-- start --

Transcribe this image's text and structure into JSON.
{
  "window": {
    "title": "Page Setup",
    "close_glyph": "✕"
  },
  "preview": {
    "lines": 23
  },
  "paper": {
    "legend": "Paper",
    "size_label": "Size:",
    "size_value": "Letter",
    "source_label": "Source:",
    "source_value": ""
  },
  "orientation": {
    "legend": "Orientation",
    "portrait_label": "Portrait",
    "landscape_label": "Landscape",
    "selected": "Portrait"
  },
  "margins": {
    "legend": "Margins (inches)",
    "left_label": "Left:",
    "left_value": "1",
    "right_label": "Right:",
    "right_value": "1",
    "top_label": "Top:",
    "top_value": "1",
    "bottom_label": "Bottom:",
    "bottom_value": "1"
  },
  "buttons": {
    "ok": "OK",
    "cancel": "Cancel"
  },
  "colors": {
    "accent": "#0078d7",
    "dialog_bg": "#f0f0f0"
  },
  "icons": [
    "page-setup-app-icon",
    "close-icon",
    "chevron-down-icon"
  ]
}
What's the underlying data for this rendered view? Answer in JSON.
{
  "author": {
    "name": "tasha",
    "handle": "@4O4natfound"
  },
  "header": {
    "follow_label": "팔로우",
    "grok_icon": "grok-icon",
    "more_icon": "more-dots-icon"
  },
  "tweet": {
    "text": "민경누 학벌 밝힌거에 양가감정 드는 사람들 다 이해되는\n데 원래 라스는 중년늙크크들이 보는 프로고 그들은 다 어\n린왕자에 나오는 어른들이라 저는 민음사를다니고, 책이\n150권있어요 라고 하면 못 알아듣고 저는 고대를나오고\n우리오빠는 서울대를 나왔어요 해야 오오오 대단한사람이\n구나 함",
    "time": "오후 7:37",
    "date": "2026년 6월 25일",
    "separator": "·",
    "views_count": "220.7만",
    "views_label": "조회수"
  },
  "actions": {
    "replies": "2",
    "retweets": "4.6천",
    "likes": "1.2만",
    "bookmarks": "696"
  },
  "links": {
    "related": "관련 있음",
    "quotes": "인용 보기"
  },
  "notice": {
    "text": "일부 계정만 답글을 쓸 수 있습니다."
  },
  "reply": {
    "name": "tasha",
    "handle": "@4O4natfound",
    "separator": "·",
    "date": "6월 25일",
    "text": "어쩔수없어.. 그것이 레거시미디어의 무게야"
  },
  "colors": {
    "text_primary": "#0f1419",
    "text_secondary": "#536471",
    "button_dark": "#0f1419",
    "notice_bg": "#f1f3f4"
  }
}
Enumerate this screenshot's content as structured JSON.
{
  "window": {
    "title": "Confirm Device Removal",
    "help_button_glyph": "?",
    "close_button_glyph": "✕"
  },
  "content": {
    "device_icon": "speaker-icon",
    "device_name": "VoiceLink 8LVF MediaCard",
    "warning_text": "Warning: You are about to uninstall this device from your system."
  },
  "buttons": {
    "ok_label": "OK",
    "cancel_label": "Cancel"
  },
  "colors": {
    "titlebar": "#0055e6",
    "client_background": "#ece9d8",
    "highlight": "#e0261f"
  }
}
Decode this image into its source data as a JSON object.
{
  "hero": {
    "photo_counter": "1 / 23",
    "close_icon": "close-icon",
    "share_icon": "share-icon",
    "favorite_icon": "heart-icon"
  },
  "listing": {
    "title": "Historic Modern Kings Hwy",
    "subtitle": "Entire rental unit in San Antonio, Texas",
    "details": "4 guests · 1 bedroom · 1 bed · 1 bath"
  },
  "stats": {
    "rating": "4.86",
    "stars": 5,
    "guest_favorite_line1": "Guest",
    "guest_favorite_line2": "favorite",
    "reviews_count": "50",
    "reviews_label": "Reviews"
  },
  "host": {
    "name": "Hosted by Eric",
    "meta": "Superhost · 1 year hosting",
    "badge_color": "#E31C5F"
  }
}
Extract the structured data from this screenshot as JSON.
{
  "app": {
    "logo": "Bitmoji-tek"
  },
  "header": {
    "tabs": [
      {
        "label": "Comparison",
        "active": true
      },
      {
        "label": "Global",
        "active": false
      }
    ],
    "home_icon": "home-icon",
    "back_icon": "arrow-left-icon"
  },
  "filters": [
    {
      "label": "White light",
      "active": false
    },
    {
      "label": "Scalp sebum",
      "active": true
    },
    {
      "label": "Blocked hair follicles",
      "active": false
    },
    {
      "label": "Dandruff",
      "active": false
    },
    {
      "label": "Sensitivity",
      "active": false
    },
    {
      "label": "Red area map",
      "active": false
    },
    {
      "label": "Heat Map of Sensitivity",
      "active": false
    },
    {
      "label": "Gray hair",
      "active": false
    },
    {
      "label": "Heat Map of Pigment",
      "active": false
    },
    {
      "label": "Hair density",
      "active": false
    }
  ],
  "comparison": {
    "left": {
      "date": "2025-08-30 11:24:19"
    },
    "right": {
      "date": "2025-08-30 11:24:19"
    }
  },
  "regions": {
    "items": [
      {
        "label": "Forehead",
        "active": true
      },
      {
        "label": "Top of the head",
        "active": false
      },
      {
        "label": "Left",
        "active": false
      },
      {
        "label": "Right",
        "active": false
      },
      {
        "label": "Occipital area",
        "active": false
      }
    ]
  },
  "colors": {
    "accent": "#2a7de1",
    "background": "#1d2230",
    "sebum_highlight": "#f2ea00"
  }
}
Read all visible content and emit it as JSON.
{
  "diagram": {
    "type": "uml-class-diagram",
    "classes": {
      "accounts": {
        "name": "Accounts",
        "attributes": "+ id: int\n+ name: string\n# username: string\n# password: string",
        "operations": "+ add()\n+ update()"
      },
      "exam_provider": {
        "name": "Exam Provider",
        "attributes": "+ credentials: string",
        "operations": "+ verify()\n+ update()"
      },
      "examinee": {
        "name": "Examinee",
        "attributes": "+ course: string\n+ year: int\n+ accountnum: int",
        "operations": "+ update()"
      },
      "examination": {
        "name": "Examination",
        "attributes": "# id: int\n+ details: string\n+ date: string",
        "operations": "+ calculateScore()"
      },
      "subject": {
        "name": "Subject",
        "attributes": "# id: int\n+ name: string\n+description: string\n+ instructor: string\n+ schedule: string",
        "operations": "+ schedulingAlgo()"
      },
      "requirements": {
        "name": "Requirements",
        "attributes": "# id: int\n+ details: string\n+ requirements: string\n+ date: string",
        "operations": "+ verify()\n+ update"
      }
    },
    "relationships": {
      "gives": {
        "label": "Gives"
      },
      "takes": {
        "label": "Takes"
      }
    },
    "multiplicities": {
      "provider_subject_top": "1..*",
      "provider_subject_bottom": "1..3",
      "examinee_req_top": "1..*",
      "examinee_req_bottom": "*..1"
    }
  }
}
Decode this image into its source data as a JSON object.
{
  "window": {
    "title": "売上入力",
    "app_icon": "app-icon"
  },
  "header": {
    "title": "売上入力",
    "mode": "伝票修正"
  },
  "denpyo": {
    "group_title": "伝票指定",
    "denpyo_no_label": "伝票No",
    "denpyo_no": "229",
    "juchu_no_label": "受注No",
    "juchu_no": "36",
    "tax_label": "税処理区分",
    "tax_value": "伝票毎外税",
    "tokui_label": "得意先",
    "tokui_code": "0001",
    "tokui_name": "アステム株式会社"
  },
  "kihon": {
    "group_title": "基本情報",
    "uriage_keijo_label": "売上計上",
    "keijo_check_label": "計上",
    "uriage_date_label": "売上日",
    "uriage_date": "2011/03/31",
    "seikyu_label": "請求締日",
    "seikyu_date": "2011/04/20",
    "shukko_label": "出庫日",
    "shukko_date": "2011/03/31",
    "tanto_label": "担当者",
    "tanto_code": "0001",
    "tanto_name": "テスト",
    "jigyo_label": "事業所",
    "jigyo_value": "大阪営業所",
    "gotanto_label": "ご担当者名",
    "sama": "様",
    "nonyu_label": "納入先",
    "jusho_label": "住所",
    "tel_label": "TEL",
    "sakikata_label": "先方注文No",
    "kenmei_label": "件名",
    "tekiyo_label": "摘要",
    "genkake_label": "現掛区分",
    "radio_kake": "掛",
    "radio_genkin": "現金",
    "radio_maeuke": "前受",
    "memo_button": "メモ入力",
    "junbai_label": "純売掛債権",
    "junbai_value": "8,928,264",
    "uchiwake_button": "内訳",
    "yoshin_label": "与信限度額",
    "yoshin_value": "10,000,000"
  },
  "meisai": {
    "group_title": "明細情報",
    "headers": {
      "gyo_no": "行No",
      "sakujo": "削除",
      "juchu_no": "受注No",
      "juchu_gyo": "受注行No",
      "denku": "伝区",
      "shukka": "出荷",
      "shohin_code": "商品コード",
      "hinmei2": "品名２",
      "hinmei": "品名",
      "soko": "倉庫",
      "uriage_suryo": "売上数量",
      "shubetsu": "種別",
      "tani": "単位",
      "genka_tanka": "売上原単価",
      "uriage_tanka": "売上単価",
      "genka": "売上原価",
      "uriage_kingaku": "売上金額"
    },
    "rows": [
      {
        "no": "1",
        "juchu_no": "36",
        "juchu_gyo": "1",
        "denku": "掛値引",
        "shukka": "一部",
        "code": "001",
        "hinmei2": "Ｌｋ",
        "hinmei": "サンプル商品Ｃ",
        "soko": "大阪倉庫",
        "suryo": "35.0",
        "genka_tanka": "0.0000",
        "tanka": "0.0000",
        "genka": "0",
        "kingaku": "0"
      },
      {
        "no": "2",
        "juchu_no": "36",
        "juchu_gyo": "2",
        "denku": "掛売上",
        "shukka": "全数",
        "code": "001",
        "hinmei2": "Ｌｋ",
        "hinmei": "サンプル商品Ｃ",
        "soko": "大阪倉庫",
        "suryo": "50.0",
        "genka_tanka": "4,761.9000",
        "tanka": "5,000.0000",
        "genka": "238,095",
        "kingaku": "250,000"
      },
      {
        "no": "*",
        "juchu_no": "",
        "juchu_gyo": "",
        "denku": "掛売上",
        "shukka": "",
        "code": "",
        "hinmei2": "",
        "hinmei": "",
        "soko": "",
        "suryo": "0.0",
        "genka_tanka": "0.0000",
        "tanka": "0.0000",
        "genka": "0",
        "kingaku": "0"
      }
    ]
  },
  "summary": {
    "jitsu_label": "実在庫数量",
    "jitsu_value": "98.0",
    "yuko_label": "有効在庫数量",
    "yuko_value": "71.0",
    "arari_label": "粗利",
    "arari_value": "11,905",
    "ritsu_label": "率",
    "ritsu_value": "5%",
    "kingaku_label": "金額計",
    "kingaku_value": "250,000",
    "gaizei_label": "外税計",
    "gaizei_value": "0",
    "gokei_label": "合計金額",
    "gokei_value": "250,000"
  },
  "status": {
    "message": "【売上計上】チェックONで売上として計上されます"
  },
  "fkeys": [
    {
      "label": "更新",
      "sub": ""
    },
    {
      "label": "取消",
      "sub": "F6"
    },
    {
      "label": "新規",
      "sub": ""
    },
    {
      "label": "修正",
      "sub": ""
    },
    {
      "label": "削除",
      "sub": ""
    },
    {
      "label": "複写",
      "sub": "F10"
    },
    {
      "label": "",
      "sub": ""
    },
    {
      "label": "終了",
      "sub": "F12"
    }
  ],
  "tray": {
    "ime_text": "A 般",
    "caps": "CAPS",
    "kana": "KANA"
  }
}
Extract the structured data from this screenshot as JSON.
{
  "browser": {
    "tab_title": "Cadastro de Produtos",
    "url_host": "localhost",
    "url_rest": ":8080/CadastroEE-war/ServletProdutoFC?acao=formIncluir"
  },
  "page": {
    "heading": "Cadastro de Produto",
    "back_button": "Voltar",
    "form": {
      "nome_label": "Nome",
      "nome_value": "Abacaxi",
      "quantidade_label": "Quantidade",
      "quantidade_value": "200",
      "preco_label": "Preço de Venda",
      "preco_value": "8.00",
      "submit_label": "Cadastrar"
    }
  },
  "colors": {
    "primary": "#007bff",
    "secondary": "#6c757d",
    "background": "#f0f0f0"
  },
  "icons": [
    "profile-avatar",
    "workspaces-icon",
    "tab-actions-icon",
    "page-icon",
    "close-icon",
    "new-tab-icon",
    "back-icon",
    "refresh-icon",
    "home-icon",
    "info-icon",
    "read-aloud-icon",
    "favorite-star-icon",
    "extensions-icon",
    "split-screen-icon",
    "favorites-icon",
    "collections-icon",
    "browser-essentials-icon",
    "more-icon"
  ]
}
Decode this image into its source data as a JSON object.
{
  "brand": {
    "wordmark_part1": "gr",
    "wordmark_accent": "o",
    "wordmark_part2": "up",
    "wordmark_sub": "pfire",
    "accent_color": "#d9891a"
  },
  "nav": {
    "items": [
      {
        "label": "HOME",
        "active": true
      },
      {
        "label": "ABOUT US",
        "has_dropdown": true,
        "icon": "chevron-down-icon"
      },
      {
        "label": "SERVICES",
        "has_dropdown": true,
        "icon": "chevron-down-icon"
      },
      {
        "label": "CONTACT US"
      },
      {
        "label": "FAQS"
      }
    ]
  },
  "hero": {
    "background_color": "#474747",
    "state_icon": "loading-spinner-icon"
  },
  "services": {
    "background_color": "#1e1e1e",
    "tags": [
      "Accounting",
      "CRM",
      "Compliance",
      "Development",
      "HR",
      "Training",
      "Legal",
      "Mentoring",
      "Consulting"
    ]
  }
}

-- end --

WORK TO DO - Using the records above, pull out each line where the word "handle" occurs.

TASK OUTPUT -
    "handle": "@4O4natfound"
    "handle": "@4O4natfound",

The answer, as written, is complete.